*Stated goal:* Copy out each line that has "Flow" in it.

══ Material for the task ══

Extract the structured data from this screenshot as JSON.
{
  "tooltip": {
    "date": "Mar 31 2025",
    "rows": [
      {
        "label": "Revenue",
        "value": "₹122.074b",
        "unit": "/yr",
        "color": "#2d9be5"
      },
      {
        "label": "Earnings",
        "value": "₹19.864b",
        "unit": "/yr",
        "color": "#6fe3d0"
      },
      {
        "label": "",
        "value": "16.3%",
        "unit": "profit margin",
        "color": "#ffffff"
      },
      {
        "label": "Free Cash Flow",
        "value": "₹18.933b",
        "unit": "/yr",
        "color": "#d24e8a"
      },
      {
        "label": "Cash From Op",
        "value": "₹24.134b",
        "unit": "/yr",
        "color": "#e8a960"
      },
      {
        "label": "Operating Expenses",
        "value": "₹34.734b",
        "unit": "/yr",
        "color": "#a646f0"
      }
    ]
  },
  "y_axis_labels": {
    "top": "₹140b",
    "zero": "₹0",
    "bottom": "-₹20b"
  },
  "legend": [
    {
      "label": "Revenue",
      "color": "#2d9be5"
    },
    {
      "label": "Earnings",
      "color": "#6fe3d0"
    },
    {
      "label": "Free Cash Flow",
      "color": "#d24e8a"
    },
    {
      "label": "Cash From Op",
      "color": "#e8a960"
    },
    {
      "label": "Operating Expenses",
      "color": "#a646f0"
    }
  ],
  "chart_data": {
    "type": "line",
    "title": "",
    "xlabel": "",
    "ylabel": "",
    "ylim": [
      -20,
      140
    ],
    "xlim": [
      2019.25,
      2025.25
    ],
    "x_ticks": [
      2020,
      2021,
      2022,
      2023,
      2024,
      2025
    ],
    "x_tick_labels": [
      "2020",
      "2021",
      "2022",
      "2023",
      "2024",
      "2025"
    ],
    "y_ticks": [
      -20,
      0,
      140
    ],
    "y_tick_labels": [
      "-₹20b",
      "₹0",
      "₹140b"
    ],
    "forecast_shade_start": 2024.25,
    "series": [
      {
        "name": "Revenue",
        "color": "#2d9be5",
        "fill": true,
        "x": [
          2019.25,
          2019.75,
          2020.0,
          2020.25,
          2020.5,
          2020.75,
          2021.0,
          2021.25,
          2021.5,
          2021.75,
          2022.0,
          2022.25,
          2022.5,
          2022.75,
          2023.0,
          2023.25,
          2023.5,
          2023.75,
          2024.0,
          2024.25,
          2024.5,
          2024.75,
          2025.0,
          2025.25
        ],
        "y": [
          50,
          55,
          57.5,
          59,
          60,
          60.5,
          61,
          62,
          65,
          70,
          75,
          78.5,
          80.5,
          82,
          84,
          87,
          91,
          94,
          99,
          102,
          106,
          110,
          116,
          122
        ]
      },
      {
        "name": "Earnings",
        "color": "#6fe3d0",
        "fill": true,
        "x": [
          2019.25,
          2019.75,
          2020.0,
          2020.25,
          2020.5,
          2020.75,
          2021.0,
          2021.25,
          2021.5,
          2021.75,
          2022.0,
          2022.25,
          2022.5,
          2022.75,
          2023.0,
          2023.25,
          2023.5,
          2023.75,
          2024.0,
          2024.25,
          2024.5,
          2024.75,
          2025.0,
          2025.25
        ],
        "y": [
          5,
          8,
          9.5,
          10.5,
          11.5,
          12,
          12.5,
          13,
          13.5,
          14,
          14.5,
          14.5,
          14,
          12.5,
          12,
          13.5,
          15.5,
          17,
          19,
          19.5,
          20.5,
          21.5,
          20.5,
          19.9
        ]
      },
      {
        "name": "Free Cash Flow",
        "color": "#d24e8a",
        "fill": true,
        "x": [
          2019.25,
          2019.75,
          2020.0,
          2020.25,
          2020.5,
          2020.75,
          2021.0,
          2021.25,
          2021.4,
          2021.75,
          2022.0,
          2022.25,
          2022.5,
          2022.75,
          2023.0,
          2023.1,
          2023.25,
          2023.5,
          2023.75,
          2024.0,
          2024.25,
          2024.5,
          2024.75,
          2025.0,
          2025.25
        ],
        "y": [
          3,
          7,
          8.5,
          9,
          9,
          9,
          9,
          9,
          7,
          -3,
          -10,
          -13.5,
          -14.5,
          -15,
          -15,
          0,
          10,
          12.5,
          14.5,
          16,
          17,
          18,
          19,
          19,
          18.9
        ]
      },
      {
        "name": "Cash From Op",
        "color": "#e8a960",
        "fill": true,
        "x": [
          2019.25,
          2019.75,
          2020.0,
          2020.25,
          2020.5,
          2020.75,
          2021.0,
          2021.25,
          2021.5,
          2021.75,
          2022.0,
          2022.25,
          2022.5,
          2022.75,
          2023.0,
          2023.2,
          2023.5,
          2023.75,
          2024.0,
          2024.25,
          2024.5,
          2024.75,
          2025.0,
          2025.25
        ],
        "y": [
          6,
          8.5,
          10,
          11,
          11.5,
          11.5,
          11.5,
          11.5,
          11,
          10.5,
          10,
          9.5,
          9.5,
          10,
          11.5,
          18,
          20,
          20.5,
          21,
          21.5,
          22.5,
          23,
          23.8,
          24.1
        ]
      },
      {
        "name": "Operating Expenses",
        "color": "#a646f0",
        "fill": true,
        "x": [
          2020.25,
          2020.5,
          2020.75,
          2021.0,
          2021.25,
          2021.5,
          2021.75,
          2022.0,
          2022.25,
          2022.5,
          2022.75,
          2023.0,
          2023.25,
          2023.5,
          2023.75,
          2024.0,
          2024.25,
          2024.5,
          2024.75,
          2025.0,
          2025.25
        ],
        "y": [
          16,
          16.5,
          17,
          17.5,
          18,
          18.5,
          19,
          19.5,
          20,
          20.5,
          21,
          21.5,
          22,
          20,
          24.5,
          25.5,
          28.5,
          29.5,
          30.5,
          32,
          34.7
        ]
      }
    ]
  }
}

═══

*Exercise answer:*
        "label": "Free Cash Flow",
      "label": "Free Cash Flow",
        "name": "Free Cash Flow",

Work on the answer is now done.